◆ TASK REQUIREMENTS ◆
Each record must be retyped in full. No character may differ.

◆ ENTRIES PROVIDED ◆
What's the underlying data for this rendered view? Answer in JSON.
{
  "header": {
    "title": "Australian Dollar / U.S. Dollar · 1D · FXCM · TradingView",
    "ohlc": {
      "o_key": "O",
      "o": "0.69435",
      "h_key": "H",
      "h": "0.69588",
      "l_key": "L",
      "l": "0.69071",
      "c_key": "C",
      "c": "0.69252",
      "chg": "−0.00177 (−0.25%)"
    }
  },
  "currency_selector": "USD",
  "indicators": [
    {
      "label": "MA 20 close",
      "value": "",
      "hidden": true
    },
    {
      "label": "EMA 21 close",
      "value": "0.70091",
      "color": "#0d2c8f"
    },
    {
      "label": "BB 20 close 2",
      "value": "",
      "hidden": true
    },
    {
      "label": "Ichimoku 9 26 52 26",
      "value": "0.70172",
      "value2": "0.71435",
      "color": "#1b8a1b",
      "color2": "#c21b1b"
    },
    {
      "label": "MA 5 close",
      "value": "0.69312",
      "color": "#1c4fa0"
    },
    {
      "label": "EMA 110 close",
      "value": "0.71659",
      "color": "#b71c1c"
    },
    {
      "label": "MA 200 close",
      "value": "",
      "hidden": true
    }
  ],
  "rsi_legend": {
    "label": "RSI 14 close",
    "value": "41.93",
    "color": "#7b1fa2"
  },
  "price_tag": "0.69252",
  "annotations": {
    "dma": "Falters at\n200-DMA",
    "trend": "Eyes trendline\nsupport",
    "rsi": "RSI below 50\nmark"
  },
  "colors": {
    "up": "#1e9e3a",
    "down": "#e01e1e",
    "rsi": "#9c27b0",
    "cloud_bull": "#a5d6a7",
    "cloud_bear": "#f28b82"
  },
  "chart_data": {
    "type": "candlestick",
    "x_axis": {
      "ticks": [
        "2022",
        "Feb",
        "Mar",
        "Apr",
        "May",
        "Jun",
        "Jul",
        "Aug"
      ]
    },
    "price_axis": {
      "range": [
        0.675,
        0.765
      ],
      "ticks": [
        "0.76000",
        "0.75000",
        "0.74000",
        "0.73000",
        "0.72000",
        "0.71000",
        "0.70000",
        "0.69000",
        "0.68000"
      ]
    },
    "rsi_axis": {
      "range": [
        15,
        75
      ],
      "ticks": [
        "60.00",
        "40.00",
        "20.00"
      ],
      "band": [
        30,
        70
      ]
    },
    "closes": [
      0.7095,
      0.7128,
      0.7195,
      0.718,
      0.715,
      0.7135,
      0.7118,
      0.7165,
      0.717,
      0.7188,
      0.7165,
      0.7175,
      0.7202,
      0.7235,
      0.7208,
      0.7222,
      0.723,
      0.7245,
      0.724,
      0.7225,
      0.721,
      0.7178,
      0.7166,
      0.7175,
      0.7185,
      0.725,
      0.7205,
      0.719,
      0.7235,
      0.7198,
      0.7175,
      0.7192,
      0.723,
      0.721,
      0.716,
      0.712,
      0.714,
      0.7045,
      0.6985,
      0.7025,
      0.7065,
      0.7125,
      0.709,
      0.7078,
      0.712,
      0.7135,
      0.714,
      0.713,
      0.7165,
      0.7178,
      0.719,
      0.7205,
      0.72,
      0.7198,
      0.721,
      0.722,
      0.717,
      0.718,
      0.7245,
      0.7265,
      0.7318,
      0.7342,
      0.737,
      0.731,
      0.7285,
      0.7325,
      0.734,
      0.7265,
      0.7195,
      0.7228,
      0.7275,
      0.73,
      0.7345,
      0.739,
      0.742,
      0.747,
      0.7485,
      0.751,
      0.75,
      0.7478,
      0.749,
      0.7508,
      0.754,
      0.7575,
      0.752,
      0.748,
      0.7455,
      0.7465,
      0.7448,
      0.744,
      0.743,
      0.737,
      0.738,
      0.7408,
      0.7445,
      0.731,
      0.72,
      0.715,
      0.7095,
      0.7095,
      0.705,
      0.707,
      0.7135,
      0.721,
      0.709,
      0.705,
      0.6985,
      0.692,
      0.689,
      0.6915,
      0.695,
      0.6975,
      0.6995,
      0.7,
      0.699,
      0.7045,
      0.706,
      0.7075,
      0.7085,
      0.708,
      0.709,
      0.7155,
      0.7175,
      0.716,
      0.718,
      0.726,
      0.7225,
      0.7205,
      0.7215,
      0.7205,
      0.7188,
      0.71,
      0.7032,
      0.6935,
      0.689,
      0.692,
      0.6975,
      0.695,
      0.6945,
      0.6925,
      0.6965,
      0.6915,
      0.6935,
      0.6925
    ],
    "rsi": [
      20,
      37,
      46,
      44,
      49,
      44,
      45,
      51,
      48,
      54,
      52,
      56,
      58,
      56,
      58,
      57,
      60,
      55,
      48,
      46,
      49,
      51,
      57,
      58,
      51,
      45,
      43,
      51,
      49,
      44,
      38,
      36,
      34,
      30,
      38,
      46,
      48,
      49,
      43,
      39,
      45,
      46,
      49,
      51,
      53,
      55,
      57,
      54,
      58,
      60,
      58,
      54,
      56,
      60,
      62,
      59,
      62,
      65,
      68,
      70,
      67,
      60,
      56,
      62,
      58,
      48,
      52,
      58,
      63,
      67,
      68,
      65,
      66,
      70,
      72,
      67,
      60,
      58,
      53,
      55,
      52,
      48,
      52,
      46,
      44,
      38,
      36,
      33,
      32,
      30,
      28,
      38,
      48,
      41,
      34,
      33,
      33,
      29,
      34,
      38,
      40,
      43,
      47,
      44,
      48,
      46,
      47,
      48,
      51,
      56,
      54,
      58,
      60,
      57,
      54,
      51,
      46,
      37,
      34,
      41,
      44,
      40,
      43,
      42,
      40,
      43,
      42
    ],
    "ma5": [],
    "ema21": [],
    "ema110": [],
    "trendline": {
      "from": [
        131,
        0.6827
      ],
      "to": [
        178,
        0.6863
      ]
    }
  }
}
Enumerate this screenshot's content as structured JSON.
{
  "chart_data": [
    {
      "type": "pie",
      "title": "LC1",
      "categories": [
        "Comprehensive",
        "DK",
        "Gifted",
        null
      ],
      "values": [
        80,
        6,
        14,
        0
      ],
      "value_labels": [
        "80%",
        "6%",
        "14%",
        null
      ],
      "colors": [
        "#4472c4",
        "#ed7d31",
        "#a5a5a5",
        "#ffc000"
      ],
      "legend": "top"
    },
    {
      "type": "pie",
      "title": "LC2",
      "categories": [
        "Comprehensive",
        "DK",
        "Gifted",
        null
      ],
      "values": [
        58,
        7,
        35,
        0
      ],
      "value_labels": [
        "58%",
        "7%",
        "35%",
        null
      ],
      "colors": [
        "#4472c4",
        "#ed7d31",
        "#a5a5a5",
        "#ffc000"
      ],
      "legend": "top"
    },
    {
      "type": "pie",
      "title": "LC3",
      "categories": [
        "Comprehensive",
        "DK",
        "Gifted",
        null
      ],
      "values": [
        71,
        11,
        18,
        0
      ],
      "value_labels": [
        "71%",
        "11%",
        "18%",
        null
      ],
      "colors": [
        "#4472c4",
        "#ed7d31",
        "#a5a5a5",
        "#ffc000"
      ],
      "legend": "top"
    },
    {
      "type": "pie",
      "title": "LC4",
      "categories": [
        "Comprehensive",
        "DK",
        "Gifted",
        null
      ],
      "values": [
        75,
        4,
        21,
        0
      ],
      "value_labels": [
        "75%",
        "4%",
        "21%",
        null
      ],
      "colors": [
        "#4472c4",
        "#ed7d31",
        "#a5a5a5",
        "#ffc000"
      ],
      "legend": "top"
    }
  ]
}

◆ PROBLEM SOLUTION ◆
What's the underlying data for this rendered view? Answer in JSON.
{
  "header": {
    "title": "Australian Dollar / U.S. Dollar · 1D · FXCM · TradingView",
    "ohlc": {
      "o_key": "O",
      "o": "0.69435",
      "h_key": "H",
      "h": "0.69588",
      "l_key": "L",
      "l": "0.69071",
      "c_key": "C",
      "c": "0.69252",
      "chg": "−0.00177 (−0.25%)"
    }
  },
  "currency_selector": "USD",
  "indicators": [
    {
      "label": "MA 20 close",
      "value": "",
      "hidden": true
    },
    {
      "label": "EMA 21 close",
      "value": "0.70091",
      "color": "#0d2c8f"
    },
    {
      "label": "BB 20 close 2",
      "value": "",
      "hidden": true
    },
    {
      "label": "Ichimoku 9 26 52 26",
      "value": "0.70172",
      "value2": "0.71435",
      "color": "#1b8a1b",
      "color2": "#c21b1b"
    },
    {
      "label": "MA 5 close",
      "value": "0.69312",
      "color": "#1c4fa0"
    },
    {
      "label": "EMA 110 close",
      "value": "0.71659",
      "color": "#b71c1c"
    },
    {
      "label": "MA 200 close",
      "value": "",
      "hidden": true
    }
  ],
  "rsi_legend": {
    "label": "RSI 14 close",
    "value": "41.93",
    "color": "#7b1fa2"
  },
  "price_tag": "0.69252",
  "annotations": {
    "dma": "Falters at\n200-DMA",
    "trend": "Eyes trendline\nsupport",
    "rsi": "RSI below 50\nmark"
  },
  "colors": {
    "up": "#1e9e3a",
    "down": "#e01e1e",
    "rsi": "#9c27b0",
    "cloud_bull": "#a5d6a7",
    "cloud_bear": "#f28b82"
  },
  "chart_data": {
    "type": "candlestick",
    "x_axis": {
      "ticks": [
        "2022",
        "Feb",
        "Mar",
        "Apr",
        "May",
        "Jun",
        "Jul",
        "Aug"
      ]
    },
    "price_axis": {
      "range": [
        0.675,
        0.765
      ],
      "ticks": [
        "0.76000",
        "0.75000",
        "0.74000",
        "0.73000",
        "0.72000",
        "0.71000",
        "0.70000",
        "0.69000",
        "0.68000"
      ]
    },
    "rsi_axis": {
      "range": [
        15,
        75
      ],
      "ticks": [
        "60.00",
        "40.00",
        "20.00"
      ],
      "band": [
        30,
        70
      ]
    },
    "closes": [
      0.7095,
      0.7128,
      0.7195,
      0.718,
      0.715,
      0.7135,
      0.7118,
      0.7165,
      0.717,
      0.7188,
      0.7165,
      0.7175,
      0.7202,
      0.7235,
      0.7208,
      0.7222,
      0.723,
      0.7245,
      0.724,
      0.7225,
      0.721,
      0.7178,
      0.7166,
      0.7175,
      0.7185,
      0.725,
      0.7205,
      0.719,
      0.7235,
      0.7198,
      0.7175,
      0.7192,
      0.723,
      0.721,
      0.716,
      0.712,
      0.714,
      0.7045,
      0.6985,
      0.7025,
      0.7065,
      0.7125,
      0.709,
      0.7078,
      0.712,
      0.7135,
      0.714,
      0.713,
      0.7165,
      0.7178,
      0.719,
      0.7205,
      0.72,
      0.7198,
      0.721,
      0.722,
      0.717,
      0.718,
      0.7245,
      0.7265,
      0.7318,
      0.7342,
      0.737,
      0.731,
      0.7285,
      0.7325,
      0.734,
      0.7265,
      0.7195,
      0.7228,
      0.7275,
      0.73,
      0.7345,
      0.739,
      0.742,
      0.747,
      0.7485,
      0.751,
      0.75,
      0.7478,
      0.749,
      0.7508,
      0.754,
      0.7575,
      0.752,
      0.748,
      0.7455,
      0.7465,
      0.7448,
      0.744,
      0.743,
      0.737,
      0.738,
      0.7408,
      0.7445,
      0.731,
      0.72,
      0.715,
      0.7095,
      0.7095,
      0.705,
      0.707,
      0.7135,
      0.721,
      0.709,
      0.705,
      0.6985,
      0.692,
      0.689,
      0.6915,
      0.695,
      0.6975,
      0.6995,
      0.7,
      0.699,
      0.7045,
      0.706,
      0.7075,
      0.7085,
      0.708,
      0.709,
      0.7155,
      0.7175,
      0.716,
      0.718,
      0.726,
      0.7225,
      0.7205,
      0.7215,
      0.7205,
      0.7188,
      0.71,
      0.7032,
      0.6935,
      0.689,
      0.692,
      0.6975,
      0.695,
      0.6945,
      0.6925,
      0.6965,
      0.6915,
      0.6935,
      0.6925
    ],
    "rsi": [
      20,
      37,
      46,
      44,
      49,
      44,
      45,
      51,
      48,
      54,
      52,
      56,
      58,
      56,
      58,
      57,
      60,
      55,
      48,
      46,
      49,
      51,
      57,
      58,
      51,
      45,
      43,
      51,
      49,
      44,
      38,
      36,
      34,
      30,
      38,
      46,
      48,
      49,
      43,
      39,
      45,
      46,
      49,
      51,
      53,
      55,
      57,
      54,
      58,
      60,
      58,
      54,
      56,
      60,
      62,
      59,
      62,
      65,
      68,
      70,
      67,
      60,
      56,
      62,
      58,
      48,
      52,
      58,
      63,
      67,
      68,
      65,
      66,
      70,
      72,
      67,
      60,
      58,
      53,
      55,
      52,
      48,
      52,
      46,
      44,
      38,
      36,
      33,
      32,
      30,
      28,
      38,
      48,
      41,
      34,
      33,
      33,
      29,
      34,
      38,
      40,
      43,
      47,
      44,
      48,
      46,
      47,
      48,
      51,
      56,
      54,
      58,
      60,
      57,
      54,
      51,
      46,
      37,
      34,
      41,
      44,
      40,
      43,
      42,
      40,
      43,
      42
    ],
    "ma5": [],
    "ema21": [],
    "ema110": [],
    "trendline": {
      "from": [
        131,
        0.6827
      ],
      "to": [
        178,
        0.6863
      ]
    }
  }
}
Enumerate this screenshot's content as structured JSON.
{
  "chart_data": [
    {
      "type": "pie",
      "title": "LC1",
      "categories": [
        "Comprehensive",
        "DK",
        "Gifted",
        null
      ],
      "values": [
        80,
        6,
        14,
        0
      ],
      "value_labels": [
        "80%",
        "6%",
        "14%",
        null
      ],
      "colors": [
        "#4472c4",
        "#ed7d31",
        "#a5a5a5",
        "#ffc000"
      ],
      "legend": "top"
    },
    {
      "type": "pie",
      "title": "LC2",
      "categories": [
        "Comprehensive",
        "DK",
        "Gifted",
        null
      ],
      "values": [
        58,
        7,
        35,
        0
      ],
      "value_labels": [
        "58%",
        "7%",
        "35%",
        null
      ],
      "colors": [
        "#4472c4",
        "#ed7d31",
        "#a5a5a5",
        "#ffc000"
      ],
      "legend": "top"
    },
    {
      "type": "pie",
      "title": "LC3",
      "categories": [
        "Comprehensive",
        "DK",
        "Gifted",
        null
      ],
      "values": [
        71,
        11,
        18,
        0
      ],
      "value_labels": [
        "71%",
        "11%",
        "18%",
        null
      ],
      "colors": [
        "#4472c4",
        "#ed7d31",
        "#a5a5a5",
        "#ffc000"
      ],
      "legend": "top"
    },
    {
      "type": "pie",
      "title": "LC4",
      "categories": [
        "Comprehensive",
        "DK",
        "Gifted",
        null
      ],
      "values": [
        75,
        4,
        21,
        0
      ],
      "value_labels": [
        "75%",
        "4%",
        "21%",
        null
      ],
      "colors": [
        "#4472c4",
        "#ed7d31",
        "#a5a5a5",
        "#ffc000"
      ],
      "legend": "top"
    }
  ]
}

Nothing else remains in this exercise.